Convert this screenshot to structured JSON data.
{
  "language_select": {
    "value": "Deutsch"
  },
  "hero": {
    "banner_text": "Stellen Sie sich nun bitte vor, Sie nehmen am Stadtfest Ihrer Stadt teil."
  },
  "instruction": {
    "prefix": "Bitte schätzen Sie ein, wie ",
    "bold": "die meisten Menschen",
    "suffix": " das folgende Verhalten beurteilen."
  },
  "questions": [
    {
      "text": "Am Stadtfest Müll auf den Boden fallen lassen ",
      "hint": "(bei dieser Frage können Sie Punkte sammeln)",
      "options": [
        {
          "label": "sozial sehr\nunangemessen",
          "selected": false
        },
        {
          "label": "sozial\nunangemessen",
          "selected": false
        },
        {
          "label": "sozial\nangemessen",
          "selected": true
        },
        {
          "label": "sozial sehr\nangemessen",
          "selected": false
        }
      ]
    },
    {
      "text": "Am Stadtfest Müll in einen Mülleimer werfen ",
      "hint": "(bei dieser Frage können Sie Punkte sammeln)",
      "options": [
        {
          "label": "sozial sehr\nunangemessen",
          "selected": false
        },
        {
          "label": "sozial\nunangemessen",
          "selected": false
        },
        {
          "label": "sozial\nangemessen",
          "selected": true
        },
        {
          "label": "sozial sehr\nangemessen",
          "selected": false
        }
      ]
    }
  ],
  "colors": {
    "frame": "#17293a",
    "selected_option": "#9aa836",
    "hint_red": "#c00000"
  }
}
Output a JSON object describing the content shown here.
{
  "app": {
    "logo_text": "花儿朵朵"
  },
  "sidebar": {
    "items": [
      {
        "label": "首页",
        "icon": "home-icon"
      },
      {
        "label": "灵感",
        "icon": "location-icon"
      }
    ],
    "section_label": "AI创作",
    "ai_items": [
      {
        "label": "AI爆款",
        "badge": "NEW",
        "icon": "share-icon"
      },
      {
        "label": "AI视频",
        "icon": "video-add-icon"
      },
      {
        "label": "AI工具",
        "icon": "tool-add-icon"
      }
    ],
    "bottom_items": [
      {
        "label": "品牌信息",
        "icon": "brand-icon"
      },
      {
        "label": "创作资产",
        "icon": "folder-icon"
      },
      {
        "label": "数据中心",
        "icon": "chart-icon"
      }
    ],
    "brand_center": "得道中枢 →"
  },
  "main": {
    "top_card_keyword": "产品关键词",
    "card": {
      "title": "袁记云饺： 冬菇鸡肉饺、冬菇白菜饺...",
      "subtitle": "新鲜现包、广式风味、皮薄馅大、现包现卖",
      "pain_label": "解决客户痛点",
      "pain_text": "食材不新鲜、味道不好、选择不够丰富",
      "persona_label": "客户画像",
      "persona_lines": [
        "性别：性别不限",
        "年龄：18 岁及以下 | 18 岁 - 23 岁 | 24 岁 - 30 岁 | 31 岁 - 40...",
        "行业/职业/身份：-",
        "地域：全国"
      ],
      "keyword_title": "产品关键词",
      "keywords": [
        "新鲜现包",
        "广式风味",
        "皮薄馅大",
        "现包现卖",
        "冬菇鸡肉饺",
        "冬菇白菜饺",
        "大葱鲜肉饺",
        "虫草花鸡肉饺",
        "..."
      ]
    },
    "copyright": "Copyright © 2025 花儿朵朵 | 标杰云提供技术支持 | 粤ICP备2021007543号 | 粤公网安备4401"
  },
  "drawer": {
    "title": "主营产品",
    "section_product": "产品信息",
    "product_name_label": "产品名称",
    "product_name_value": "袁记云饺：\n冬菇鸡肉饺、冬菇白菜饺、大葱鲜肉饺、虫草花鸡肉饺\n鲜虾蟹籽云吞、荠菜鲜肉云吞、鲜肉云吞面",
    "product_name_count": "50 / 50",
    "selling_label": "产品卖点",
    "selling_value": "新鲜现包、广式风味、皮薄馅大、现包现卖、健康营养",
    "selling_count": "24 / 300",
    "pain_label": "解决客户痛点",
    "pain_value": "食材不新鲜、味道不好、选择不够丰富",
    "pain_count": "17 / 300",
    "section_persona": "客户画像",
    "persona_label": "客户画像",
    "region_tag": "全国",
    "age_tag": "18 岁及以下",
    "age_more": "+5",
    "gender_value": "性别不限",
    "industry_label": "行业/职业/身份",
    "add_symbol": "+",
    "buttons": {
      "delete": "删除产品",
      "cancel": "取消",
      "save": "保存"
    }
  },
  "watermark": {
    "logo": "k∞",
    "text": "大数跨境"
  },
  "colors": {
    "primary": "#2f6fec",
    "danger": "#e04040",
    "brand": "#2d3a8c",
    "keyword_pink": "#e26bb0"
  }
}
========
• _CHALLENGE_
Consider the entries above and return each line with the string "现包现卖".

• _TASK SOLUTION_
      "subtitle": "新鲜现包、广式风味、皮薄馅大、现包现卖",
        "现包现卖",
    "selling_value": "新鲜现包、广式风味、皮薄馅大、现包现卖、健康营养",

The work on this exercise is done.